WHAT IS NEEDED: Check every line of the entries below for the word "number", and copy the ones that have it.

--- start ---

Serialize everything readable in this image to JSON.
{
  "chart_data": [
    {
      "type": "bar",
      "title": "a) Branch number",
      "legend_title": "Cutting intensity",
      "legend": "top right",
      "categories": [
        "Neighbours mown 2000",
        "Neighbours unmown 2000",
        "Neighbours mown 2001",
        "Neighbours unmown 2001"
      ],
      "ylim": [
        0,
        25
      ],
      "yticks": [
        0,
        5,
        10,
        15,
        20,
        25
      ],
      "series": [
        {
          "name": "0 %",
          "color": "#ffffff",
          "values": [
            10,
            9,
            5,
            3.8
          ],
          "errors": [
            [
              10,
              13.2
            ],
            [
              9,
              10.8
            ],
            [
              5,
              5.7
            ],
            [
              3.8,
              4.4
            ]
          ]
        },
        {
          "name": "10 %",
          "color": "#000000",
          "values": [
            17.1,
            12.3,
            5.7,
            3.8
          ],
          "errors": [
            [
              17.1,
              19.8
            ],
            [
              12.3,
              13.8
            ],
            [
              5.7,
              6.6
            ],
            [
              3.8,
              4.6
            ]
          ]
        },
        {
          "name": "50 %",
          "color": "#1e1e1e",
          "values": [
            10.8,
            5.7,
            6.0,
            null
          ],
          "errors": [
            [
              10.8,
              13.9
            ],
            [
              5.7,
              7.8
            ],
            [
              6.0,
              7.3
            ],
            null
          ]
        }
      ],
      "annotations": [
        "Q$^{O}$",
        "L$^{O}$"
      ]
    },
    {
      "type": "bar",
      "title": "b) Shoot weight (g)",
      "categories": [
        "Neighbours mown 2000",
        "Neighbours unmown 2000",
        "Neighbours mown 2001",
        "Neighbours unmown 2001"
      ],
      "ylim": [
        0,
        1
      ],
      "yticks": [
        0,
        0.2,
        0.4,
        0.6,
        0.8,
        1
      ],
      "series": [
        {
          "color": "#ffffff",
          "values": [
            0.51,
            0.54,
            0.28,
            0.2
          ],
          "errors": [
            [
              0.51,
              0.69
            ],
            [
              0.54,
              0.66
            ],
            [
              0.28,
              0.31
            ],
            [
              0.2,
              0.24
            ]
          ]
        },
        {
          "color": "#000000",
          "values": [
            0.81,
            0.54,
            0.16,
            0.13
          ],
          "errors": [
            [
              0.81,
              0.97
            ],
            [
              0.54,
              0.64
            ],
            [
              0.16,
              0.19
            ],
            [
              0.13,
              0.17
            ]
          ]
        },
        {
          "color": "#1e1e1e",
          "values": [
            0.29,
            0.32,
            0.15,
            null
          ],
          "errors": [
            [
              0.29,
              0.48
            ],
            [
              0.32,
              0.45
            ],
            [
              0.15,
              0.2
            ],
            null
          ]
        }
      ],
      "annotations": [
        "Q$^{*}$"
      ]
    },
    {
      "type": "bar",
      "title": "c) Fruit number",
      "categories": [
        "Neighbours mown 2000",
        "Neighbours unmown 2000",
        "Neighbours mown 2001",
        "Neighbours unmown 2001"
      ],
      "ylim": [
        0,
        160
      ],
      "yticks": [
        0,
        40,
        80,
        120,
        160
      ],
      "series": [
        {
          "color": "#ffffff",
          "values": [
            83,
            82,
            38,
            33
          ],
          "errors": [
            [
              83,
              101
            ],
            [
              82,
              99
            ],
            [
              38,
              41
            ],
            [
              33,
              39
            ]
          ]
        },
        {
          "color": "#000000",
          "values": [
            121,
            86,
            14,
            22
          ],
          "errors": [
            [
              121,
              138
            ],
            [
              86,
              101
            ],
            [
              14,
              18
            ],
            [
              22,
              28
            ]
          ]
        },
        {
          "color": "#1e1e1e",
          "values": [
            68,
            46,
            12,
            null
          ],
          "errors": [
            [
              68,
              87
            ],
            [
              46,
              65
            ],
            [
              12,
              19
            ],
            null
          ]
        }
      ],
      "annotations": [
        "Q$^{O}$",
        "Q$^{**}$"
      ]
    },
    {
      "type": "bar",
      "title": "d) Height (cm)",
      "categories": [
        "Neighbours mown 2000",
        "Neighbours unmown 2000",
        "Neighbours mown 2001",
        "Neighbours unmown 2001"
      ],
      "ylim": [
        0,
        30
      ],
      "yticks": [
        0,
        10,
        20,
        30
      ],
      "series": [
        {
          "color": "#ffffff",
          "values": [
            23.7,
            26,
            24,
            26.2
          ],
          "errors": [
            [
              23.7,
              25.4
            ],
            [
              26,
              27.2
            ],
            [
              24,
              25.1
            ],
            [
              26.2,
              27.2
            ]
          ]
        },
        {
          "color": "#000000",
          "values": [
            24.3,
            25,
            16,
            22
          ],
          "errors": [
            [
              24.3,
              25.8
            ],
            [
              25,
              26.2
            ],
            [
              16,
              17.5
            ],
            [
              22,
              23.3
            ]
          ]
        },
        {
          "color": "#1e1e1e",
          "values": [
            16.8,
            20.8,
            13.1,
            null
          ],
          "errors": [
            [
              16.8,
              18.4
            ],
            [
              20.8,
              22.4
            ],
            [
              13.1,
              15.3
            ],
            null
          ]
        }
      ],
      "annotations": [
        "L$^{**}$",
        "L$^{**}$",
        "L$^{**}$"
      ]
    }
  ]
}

--- end ---

ANSWER FOR THIS EXERCISE:
      "title": "a) Branch number",
      "title": "c) Fruit number",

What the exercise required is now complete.